> **The problem**
Show each line that has the string "deaths" in it.

------ Data provided ------

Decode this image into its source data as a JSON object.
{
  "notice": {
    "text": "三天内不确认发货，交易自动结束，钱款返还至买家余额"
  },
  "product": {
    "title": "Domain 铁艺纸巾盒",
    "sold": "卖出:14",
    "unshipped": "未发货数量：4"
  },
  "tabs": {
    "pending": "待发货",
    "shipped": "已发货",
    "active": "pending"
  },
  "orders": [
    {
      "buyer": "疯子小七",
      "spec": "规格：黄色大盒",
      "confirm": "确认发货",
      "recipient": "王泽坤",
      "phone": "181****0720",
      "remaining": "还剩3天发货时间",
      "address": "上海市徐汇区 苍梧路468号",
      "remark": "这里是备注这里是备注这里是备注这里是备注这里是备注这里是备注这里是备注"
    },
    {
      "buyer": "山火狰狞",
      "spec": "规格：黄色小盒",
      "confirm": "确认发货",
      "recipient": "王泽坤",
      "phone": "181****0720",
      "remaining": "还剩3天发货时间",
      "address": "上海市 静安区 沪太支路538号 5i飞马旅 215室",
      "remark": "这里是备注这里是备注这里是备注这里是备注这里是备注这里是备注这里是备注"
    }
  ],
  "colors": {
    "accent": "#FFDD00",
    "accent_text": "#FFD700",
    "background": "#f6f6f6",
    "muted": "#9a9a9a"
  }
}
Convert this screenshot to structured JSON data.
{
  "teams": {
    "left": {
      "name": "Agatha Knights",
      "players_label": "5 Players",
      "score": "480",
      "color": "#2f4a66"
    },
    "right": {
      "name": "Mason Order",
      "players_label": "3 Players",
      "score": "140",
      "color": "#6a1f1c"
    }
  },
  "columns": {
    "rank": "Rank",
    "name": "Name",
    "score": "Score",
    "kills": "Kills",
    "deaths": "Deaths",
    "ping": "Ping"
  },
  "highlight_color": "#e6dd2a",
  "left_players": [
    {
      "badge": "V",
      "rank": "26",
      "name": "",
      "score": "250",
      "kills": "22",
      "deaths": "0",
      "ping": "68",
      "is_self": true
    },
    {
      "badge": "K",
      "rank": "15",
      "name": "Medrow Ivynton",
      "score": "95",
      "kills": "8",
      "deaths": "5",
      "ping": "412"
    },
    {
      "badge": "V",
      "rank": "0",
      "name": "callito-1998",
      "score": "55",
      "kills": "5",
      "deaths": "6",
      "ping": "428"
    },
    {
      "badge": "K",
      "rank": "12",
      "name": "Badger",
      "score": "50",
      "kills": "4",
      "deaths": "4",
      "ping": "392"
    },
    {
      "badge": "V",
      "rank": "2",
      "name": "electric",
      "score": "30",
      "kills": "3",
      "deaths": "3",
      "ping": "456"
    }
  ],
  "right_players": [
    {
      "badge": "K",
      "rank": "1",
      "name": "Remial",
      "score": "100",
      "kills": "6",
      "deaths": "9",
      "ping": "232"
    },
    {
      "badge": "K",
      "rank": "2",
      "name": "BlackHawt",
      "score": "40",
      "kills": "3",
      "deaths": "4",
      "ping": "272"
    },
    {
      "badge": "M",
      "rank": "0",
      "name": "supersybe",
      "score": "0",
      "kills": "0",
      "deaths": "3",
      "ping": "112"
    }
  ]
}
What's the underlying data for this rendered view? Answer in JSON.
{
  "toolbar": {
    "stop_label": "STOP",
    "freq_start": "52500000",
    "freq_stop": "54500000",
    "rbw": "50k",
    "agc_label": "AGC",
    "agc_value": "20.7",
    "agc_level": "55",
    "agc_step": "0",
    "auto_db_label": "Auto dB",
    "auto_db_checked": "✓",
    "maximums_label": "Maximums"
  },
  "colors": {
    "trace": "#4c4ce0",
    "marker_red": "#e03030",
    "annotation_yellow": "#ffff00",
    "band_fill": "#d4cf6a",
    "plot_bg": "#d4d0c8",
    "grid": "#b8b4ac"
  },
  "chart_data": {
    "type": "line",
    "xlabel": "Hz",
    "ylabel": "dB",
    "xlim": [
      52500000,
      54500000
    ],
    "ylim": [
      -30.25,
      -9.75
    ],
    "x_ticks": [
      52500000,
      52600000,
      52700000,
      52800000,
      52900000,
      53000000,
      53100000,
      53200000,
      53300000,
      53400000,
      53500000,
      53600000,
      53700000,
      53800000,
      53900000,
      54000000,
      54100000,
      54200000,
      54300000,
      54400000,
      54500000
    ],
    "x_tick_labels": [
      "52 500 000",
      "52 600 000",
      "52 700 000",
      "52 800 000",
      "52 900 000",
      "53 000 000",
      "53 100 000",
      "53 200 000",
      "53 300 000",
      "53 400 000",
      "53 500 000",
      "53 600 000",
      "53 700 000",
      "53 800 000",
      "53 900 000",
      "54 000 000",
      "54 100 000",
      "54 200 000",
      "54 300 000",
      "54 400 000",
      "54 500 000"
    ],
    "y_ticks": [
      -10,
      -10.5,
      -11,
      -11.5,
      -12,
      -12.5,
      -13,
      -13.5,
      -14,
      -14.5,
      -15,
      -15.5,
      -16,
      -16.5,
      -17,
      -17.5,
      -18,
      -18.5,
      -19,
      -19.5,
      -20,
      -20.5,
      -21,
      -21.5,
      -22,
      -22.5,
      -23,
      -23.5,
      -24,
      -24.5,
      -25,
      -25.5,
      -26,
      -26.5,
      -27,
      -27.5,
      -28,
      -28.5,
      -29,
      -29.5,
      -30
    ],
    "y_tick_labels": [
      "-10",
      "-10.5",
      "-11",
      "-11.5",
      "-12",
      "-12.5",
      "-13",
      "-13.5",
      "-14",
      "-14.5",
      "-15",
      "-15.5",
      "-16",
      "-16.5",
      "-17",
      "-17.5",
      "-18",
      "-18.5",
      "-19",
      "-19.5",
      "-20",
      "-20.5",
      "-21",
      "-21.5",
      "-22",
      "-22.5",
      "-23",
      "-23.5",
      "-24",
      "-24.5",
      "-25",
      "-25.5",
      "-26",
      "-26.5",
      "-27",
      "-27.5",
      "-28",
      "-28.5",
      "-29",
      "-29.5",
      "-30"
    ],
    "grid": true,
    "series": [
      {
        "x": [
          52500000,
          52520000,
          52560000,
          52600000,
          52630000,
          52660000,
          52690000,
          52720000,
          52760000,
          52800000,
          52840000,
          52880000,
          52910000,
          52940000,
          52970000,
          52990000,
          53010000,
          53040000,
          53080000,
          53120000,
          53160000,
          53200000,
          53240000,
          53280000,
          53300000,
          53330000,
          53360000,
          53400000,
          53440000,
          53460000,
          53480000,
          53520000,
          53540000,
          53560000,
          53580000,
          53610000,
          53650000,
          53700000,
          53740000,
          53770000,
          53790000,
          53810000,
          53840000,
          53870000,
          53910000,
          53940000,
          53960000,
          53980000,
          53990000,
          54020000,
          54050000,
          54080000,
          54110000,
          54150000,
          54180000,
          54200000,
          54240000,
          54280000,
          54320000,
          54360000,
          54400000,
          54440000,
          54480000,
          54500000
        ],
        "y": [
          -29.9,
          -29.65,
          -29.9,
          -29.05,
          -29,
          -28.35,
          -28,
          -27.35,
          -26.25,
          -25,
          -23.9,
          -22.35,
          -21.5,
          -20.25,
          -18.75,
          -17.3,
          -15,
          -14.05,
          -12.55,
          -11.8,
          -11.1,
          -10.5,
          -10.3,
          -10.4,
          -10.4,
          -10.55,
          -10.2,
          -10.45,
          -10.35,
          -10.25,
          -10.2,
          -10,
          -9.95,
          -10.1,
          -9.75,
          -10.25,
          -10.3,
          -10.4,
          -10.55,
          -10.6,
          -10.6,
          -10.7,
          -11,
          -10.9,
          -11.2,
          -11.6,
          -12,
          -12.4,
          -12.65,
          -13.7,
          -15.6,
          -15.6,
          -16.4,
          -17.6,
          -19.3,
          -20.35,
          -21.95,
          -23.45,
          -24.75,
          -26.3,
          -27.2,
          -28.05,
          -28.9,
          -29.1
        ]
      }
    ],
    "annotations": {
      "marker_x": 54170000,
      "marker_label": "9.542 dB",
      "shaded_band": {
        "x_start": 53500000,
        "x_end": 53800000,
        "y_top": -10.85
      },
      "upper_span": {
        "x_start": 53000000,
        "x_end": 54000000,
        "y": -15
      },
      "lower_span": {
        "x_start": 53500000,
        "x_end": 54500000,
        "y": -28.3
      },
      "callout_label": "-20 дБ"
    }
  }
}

------

> **Correct result**
    "deaths": "Deaths",
      "deaths": "0",
      "deaths": "5",
      "deaths": "6",
      "deaths": "4",
      "deaths": "3",
      "deaths": "9",
      "deaths": "4",
      "deaths": "3",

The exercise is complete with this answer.